## BEGIN DATA IN THIS EXERCISE
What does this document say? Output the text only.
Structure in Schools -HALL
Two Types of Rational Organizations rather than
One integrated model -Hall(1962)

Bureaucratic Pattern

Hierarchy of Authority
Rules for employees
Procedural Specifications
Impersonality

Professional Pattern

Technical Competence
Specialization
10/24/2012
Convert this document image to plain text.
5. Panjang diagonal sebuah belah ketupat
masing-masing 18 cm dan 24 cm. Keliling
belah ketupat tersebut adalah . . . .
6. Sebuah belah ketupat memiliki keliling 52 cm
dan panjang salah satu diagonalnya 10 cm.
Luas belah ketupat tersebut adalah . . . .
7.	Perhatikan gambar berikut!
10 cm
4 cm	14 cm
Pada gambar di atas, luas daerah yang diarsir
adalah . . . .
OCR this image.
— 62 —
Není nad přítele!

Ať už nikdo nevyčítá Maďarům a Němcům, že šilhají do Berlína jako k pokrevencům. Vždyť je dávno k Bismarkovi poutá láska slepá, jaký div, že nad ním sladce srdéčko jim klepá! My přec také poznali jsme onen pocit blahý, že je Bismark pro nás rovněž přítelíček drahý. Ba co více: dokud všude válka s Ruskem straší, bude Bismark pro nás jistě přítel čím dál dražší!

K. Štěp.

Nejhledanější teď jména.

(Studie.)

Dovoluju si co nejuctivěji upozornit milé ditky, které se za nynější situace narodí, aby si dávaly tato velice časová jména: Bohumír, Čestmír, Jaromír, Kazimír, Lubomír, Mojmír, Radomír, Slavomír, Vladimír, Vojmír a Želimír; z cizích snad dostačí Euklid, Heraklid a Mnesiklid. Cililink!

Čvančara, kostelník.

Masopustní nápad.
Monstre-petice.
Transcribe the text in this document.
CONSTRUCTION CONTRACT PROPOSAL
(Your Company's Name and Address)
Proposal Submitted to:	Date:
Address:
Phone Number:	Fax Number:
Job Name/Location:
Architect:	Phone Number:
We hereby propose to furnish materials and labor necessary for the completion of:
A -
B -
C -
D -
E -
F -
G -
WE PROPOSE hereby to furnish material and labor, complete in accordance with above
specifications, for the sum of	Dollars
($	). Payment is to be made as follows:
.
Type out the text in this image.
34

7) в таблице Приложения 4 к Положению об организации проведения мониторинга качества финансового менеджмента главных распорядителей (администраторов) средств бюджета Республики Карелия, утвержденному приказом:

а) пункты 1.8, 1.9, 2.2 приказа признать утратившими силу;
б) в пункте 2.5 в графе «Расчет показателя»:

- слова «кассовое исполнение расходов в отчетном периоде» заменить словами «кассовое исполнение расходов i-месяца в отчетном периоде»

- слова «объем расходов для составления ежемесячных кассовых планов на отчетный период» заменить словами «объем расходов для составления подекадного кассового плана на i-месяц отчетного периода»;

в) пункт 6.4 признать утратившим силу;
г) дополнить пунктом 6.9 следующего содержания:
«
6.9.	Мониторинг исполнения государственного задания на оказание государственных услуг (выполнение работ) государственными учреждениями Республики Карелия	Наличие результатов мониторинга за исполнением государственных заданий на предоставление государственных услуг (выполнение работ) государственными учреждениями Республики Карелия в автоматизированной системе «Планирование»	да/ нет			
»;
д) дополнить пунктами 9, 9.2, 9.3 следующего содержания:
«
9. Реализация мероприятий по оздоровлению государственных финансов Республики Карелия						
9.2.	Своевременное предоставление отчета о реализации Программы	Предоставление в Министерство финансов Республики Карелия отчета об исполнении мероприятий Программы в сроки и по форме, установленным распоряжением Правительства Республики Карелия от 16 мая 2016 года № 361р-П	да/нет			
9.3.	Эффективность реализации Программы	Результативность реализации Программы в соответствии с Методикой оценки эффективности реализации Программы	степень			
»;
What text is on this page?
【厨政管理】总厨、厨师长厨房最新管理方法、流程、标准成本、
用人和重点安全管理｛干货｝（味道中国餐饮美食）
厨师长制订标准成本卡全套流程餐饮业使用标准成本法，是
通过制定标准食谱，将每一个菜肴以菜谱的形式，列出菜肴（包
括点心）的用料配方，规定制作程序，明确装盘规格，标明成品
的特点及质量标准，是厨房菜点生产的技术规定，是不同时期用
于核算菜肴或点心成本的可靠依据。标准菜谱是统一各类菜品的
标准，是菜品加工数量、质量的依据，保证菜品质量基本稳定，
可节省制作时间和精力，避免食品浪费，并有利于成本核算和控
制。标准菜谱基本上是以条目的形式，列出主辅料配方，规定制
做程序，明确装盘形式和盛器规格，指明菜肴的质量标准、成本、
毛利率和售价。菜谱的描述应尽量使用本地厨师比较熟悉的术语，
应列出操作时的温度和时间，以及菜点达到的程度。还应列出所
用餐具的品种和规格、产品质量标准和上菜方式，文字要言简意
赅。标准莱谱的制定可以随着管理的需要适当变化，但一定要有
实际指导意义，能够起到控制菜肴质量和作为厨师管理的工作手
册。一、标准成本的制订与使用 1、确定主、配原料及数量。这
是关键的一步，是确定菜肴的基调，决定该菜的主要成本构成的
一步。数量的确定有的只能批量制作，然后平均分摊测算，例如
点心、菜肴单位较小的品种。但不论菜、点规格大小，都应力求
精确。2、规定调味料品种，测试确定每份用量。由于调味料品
## END DATA IN THIS EXERCISE
[TASK STATEMENT] Pull out each record as written and restate it exactly.

[WRITTEN RESPONSE]
What does this document say? Output the text only.
Structure in Schools -HALL
Two Types of Rational Organizations rather than
One integrated model -Hall(1962)

Bureaucratic Pattern

Hierarchy of Authority
Rules for employees
Procedural Specifications
Impersonality

Professional Pattern

Technical Competence
Specialization
10/24/2012
Convert this document image to plain text.
5. Panjang diagonal sebuah belah ketupat
masing-masing 18 cm dan 24 cm. Keliling
belah ketupat tersebut adalah . . . .
6. Sebuah belah ketupat memiliki keliling 52 cm
dan panjang salah satu diagonalnya 10 cm.
Luas belah ketupat tersebut adalah . . . .
7.	Perhatikan gambar berikut!
10 cm
4 cm	14 cm
Pada gambar di atas, luas daerah yang diarsir
adalah . . . .
OCR this image.
— 62 —
Není nad přítele!

Ať už nikdo nevyčítá Maďarům a Němcům, že šilhají do Berlína jako k pokrevencům. Vždyť je dávno k Bismarkovi poutá láska slepá, jaký div, že nad ním sladce srdéčko jim klepá! My přec také poznali jsme onen pocit blahý, že je Bismark pro nás rovněž přítelíček drahý. Ba co více: dokud všude válka s Ruskem straší, bude Bismark pro nás jistě přítel čím dál dražší!

K. Štěp.

Nejhledanější teď jména.

(Studie.)

Dovoluju si co nejuctivěji upozornit milé ditky, které se za nynější situace narodí, aby si dávaly tato velice časová jména: Bohumír, Čestmír, Jaromír, Kazimír, Lubomír, Mojmír, Radomír, Slavomír, Vladimír, Vojmír a Želimír; z cizích snad dostačí Euklid, Heraklid a Mnesiklid. Cililink!

Čvančara, kostelník.

Masopustní nápad.
Monstre-petice.
Transcribe the text in this document.
CONSTRUCTION CONTRACT PROPOSAL
(Your Company's Name and Address)
Proposal Submitted to:	Date:
Address:
Phone Number:	Fax Number:
Job Name/Location:
Architect:	Phone Number:
We hereby propose to furnish materials and labor necessary for the completion of:
A -
B -
C -
D -
E -
F -
G -
WE PROPOSE hereby to furnish material and labor, complete in accordance with above
specifications, for the sum of	Dollars
($	). Payment is to be made as follows:
.
Type out the text in this image.
34

7) в таблице Приложения 4 к Положению об организации проведения мониторинга качества финансового менеджмента главных распорядителей (администраторов) средств бюджета Республики Карелия, утвержденному приказом:

а) пункты 1.8, 1.9, 2.2 приказа признать утратившими силу;
б) в пункте 2.5 в графе «Расчет показателя»:

- слова «кассовое исполнение расходов в отчетном периоде» заменить словами «кассовое исполнение расходов i-месяца в отчетном периоде»

- слова «объем расходов для составления ежемесячных кассовых планов на отчетный период» заменить словами «объем расходов для составления подекадного кассового плана на i-месяц отчетного периода»;

в) пункт 6.4 признать утратившим силу;
г) дополнить пунктом 6.9 следующего содержания:
«
6.9.	Мониторинг исполнения государственного задания на оказание государственных услуг (выполнение работ) государственными учреждениями Республики Карелия	Наличие результатов мониторинга за исполнением государственных заданий на предоставление государственных услуг (выполнение работ) государственными учреждениями Республики Карелия в автоматизированной системе «Планирование»	да/ нет			
»;
д) дополнить пунктами 9, 9.2, 9.3 следующего содержания:
«
9. Реализация мероприятий по оздоровлению государственных финансов Республики Карелия						
9.2.	Своевременное предоставление отчета о реализации Программы	Предоставление в Министерство финансов Республики Карелия отчета об исполнении мероприятий Программы в сроки и по форме, установленным распоряжением Правительства Республики Карелия от 16 мая 2016 года № 361р-П	да/нет			
9.3.	Эффективность реализации Программы	Результативность реализации Программы в соответствии с Методикой оценки эффективности реализации Программы	степень			
»;
What text is on this page?
【厨政管理】总厨、厨师长厨房最新管理方法、流程、标准成本、
用人和重点安全管理｛干货｝（味道中国餐饮美食）
厨师长制订标准成本卡全套流程餐饮业使用标准成本法，是
通过制定标准食谱，将每一个菜肴以菜谱的形式，列出菜肴（包
括点心）的用料配方，规定制作程序，明确装盘规格，标明成品
的特点及质量标准，是厨房菜点生产的技术规定，是不同时期用
于核算菜肴或点心成本的可靠依据。标准菜谱是统一各类菜品的
标准，是菜品加工数量、质量的依据，保证菜品质量基本稳定，
可节省制作时间和精力，避免食品浪费，并有利于成本核算和控
制。标准菜谱基本上是以条目的形式，列出主辅料配方，规定制
做程序，明确装盘形式和盛器规格，指明菜肴的质量标准、成本、
毛利率和售价。菜谱的描述应尽量使用本地厨师比较熟悉的术语，
应列出操作时的温度和时间，以及菜点达到的程度。还应列出所
用餐具的品种和规格、产品质量标准和上菜方式，文字要言简意
赅。标准莱谱的制定可以随着管理的需要适当变化，但一定要有
实际指导意义，能够起到控制菜肴质量和作为厨师管理的工作手
册。一、标准成本的制订与使用 1、确定主、配原料及数量。这
是关键的一步，是确定菜肴的基调，决定该菜的主要成本构成的
一步。数量的确定有的只能批量制作，然后平均分摊测算，例如
点心、菜肴单位较小的品种。但不论菜、点规格大小，都应力求
精确。2、规定调味料品种，测试确定每份用量。由于调味料品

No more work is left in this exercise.